:: Task to carry out ::
Copy out all lines with the word "this" in them.
### Stored rows ###
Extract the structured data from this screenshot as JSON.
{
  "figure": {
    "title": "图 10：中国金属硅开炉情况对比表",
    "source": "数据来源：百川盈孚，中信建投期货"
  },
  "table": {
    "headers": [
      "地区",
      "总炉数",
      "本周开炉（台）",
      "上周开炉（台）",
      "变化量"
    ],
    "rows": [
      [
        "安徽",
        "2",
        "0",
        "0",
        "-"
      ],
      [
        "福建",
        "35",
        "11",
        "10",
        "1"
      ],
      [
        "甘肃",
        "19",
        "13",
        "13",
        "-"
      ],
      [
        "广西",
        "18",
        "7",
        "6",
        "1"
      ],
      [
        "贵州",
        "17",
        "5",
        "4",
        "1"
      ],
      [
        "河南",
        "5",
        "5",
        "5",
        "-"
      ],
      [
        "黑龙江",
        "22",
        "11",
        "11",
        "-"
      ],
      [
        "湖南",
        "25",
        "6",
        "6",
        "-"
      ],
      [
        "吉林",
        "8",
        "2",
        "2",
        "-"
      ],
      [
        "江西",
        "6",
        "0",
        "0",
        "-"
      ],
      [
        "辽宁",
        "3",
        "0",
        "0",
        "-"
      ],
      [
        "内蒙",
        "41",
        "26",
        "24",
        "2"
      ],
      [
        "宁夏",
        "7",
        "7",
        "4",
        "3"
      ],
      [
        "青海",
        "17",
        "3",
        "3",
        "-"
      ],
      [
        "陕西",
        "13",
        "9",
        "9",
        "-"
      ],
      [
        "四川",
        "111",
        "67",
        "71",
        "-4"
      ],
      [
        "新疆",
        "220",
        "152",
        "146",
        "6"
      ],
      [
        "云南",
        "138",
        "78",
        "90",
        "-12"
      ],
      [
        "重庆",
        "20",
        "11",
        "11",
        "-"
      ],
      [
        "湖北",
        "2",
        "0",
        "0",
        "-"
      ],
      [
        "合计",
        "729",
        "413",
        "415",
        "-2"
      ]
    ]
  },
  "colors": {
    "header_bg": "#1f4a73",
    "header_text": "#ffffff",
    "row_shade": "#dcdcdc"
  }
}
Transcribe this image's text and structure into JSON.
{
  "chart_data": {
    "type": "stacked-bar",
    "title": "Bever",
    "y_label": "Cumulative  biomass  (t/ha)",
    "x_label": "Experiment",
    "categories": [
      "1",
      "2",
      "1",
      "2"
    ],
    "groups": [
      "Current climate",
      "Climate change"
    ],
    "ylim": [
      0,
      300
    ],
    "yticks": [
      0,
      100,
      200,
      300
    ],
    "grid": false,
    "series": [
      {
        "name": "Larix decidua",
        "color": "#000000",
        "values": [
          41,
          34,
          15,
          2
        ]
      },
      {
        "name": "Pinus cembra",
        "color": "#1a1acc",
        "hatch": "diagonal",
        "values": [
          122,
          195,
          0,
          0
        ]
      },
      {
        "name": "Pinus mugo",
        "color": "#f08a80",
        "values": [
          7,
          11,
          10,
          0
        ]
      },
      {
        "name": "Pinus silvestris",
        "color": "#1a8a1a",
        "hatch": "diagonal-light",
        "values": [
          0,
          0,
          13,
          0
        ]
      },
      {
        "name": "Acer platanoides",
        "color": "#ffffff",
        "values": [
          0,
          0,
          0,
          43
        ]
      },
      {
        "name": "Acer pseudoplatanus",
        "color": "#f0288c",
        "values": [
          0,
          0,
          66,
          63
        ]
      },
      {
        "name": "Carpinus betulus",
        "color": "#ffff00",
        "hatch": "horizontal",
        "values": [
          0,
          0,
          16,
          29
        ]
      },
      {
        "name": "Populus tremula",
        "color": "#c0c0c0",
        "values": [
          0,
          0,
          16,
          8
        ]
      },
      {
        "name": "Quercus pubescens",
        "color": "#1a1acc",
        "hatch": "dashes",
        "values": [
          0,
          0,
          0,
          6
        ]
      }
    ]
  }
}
###
:: Task result ::
Extract the structured data from this screenshot as JSON.
Transcribe this image's text and structure into JSON.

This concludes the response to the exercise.